Records contained in a dataset:

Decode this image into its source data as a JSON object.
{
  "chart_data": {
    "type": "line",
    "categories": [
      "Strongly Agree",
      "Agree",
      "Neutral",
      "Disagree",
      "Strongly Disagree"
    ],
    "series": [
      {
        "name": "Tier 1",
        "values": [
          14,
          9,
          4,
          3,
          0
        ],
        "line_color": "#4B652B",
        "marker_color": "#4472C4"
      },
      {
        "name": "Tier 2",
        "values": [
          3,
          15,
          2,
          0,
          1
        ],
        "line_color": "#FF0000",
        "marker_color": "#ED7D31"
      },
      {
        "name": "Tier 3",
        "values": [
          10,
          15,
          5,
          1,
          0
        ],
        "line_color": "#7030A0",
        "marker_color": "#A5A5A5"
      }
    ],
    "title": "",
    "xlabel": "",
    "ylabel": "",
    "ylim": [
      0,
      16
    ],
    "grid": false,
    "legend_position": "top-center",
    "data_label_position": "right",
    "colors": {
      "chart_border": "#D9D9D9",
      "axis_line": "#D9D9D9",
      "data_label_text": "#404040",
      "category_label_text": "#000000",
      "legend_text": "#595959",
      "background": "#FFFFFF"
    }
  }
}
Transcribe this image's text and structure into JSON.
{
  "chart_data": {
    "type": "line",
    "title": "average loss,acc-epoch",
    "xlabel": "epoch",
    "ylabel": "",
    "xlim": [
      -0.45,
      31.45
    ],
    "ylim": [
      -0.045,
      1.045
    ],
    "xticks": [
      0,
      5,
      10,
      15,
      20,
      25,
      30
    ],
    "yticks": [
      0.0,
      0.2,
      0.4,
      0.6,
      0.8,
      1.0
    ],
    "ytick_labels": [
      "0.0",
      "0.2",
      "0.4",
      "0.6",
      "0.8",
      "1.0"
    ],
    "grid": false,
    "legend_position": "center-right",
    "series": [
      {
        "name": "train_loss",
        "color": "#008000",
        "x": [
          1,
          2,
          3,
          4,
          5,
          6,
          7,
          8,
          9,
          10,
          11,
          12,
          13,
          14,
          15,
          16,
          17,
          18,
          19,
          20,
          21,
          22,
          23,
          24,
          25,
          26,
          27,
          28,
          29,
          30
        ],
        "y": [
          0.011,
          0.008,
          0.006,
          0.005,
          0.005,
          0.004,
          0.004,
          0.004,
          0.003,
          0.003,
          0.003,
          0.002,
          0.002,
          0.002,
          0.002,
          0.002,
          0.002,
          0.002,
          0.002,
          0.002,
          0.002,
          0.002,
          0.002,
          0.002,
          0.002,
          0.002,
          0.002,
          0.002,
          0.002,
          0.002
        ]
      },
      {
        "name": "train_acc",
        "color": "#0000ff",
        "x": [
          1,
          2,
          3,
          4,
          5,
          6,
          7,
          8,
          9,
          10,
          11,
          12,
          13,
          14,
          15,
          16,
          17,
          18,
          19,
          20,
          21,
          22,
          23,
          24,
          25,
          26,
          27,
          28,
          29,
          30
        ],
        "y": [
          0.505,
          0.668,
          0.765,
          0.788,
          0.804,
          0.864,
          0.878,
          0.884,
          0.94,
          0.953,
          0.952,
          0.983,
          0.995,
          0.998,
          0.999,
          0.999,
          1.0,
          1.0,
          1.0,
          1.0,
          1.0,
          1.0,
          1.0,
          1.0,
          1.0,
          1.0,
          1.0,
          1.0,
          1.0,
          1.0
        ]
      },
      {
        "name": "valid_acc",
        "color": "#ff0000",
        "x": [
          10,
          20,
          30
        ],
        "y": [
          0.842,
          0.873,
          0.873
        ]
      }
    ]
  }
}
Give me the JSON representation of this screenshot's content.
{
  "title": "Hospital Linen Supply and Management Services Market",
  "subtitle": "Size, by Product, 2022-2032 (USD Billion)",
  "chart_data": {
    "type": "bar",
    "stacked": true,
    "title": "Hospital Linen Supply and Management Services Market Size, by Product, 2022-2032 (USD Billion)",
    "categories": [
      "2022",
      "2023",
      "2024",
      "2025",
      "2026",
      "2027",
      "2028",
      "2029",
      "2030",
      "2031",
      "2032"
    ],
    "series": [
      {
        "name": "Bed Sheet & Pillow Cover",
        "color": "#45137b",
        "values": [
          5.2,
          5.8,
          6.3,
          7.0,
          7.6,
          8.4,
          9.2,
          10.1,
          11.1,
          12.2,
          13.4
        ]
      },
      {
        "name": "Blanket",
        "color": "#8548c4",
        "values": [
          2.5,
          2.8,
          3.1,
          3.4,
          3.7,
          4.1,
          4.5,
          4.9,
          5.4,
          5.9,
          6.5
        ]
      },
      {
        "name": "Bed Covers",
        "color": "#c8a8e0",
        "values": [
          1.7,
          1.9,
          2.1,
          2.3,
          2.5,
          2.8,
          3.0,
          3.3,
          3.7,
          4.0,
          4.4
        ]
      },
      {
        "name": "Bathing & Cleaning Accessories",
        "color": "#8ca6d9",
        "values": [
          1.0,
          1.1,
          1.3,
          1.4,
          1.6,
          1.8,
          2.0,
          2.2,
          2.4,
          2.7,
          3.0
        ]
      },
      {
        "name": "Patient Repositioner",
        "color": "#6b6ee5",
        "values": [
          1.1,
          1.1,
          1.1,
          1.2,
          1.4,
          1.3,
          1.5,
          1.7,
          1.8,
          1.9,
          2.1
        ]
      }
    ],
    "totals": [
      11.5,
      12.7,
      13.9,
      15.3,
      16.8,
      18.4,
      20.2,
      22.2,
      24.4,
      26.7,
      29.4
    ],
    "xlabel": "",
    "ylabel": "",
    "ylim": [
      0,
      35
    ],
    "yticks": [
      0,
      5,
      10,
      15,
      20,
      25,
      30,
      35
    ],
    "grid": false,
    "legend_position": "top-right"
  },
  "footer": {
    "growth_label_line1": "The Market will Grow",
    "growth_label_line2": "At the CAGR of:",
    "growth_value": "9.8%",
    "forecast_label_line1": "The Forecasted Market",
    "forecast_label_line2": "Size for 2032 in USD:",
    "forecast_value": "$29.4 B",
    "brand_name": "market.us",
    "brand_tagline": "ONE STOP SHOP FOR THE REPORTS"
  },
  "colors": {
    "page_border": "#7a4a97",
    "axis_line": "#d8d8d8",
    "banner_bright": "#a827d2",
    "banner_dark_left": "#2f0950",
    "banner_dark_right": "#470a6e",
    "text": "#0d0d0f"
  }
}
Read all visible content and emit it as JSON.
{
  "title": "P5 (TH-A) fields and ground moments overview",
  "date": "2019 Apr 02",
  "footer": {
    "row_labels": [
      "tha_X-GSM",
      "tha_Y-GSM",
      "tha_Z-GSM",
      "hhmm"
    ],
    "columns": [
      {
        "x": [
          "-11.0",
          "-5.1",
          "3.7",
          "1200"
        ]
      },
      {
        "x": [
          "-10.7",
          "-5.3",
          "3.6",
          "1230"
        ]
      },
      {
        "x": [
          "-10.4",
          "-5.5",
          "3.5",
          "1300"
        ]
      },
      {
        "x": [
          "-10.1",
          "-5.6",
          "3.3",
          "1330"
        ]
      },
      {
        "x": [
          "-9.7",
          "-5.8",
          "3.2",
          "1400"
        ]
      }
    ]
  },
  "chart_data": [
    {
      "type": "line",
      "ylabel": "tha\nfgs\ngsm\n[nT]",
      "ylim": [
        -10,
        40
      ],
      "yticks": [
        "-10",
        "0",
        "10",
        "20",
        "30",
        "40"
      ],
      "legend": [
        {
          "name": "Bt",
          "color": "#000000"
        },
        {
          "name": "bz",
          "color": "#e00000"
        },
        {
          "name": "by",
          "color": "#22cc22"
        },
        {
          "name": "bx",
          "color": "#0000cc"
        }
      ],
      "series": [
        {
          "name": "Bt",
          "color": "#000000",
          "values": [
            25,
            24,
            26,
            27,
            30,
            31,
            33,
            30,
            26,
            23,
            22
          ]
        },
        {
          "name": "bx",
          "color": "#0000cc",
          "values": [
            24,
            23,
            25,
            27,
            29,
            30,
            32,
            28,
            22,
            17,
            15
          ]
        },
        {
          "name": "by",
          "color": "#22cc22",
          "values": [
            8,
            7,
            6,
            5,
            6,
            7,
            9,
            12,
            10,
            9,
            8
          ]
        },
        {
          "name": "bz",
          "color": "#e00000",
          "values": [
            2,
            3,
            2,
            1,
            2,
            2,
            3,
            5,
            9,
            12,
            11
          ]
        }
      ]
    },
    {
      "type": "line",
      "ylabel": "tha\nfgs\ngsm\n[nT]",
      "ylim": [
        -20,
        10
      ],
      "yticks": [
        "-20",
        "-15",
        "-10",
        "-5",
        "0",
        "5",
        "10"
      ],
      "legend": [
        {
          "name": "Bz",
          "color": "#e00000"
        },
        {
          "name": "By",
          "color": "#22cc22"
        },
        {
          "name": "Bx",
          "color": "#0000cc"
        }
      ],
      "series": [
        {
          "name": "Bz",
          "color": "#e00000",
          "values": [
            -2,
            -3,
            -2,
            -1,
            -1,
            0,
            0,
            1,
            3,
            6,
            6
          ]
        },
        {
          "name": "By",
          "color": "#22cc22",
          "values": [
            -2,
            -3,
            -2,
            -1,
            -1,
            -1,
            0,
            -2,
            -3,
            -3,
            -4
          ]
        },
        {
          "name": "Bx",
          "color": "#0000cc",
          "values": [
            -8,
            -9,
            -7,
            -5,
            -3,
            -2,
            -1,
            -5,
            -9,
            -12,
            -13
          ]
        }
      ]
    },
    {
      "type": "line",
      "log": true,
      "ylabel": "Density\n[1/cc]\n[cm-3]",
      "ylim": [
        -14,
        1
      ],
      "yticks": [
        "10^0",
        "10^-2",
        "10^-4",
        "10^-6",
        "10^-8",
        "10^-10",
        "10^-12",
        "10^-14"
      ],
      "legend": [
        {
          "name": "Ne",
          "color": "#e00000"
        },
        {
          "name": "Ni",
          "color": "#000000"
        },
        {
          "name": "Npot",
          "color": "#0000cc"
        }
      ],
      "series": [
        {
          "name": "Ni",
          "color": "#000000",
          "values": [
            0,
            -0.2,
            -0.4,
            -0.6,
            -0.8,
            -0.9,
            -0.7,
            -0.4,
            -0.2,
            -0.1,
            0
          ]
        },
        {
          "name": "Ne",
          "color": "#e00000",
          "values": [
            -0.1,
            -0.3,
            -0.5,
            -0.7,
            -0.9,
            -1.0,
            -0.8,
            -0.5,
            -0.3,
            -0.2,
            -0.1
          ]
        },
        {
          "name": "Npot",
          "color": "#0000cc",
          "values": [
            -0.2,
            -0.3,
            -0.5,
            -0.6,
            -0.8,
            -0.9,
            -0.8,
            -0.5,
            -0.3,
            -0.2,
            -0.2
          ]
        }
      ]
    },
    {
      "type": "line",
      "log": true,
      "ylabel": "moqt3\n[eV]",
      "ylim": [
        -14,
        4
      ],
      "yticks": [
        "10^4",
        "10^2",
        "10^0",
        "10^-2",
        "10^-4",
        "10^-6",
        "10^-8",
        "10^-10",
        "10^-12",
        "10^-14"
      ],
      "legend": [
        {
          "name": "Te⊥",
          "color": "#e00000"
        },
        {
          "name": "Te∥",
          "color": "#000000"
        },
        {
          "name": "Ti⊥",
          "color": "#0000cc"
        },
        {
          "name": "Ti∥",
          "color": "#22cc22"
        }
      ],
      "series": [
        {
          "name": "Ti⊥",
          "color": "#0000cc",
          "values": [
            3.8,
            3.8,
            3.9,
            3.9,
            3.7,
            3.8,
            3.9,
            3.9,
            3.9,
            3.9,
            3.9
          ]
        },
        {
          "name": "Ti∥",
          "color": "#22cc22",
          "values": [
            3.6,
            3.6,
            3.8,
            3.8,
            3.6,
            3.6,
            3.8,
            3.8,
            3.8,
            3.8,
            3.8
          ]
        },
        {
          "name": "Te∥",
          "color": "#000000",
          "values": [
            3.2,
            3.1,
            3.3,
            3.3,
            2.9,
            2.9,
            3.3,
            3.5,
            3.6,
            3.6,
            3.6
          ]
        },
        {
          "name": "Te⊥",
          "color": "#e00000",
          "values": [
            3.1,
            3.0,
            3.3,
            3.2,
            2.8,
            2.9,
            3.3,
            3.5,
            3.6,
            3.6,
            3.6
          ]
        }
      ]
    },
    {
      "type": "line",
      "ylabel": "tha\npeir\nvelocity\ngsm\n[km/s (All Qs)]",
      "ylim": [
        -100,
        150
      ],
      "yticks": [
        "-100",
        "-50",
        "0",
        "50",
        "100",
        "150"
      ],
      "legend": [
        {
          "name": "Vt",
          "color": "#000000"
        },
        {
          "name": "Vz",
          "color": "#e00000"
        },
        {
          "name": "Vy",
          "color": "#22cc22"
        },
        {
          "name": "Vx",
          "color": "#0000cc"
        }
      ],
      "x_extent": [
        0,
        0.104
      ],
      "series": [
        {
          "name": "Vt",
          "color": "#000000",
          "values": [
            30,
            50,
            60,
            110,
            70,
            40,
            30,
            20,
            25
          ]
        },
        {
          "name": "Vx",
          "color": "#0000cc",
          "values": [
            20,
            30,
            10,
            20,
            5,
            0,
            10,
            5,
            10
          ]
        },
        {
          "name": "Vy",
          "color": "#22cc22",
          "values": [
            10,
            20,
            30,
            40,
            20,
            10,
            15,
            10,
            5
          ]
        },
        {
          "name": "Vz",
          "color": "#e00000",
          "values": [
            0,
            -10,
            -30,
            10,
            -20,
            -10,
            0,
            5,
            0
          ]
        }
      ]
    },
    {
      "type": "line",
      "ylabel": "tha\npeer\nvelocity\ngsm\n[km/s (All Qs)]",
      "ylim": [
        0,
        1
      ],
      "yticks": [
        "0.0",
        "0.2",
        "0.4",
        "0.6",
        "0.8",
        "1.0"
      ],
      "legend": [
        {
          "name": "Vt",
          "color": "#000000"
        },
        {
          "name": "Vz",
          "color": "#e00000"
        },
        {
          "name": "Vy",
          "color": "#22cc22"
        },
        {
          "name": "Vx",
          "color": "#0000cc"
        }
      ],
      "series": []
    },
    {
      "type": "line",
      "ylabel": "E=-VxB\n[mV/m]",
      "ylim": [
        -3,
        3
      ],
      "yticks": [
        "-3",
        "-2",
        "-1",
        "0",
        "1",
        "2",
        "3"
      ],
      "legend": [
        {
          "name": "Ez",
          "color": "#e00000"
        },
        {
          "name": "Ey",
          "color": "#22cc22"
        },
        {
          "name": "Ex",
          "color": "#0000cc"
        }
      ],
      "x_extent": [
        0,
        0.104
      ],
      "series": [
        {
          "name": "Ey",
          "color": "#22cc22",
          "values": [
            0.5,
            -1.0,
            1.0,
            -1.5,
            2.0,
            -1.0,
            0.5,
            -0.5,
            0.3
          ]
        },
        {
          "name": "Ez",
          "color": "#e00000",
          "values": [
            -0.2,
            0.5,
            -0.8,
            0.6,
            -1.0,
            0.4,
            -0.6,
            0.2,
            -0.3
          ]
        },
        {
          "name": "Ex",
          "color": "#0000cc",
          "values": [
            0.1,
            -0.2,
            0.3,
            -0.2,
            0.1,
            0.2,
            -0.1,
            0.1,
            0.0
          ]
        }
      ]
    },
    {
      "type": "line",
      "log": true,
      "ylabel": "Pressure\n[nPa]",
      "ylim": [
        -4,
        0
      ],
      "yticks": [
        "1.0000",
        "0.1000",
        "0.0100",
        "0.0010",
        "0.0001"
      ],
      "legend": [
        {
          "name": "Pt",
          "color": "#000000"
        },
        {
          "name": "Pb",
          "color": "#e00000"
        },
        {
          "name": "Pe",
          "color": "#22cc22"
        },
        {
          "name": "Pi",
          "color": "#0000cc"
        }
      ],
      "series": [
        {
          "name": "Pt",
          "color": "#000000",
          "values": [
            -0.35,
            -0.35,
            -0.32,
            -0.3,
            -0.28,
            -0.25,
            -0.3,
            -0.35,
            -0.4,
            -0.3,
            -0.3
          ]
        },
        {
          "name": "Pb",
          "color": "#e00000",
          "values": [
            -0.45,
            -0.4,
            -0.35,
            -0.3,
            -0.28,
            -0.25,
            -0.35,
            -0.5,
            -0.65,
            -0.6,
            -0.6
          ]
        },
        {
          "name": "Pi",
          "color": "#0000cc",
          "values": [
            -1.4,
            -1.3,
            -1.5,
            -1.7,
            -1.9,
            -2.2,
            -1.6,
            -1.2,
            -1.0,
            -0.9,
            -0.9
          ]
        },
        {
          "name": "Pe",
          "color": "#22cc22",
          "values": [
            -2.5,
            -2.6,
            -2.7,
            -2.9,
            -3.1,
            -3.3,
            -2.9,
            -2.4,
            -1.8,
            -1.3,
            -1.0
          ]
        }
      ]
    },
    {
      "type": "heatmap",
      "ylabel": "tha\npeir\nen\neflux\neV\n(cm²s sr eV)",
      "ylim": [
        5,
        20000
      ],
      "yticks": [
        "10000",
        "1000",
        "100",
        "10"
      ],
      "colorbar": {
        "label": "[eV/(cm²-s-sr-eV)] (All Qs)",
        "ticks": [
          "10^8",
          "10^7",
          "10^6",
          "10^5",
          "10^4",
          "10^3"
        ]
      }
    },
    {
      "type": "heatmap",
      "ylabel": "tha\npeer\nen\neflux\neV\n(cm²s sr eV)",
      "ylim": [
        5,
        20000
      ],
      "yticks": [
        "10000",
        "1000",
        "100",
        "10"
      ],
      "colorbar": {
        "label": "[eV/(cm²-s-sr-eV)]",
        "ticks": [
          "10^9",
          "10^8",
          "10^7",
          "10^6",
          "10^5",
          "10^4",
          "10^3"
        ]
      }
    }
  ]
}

BRIEF: Counting only lines of the data above that hold "Supply", report the total and nothing else.

ANSWER FOR THE TASK: 2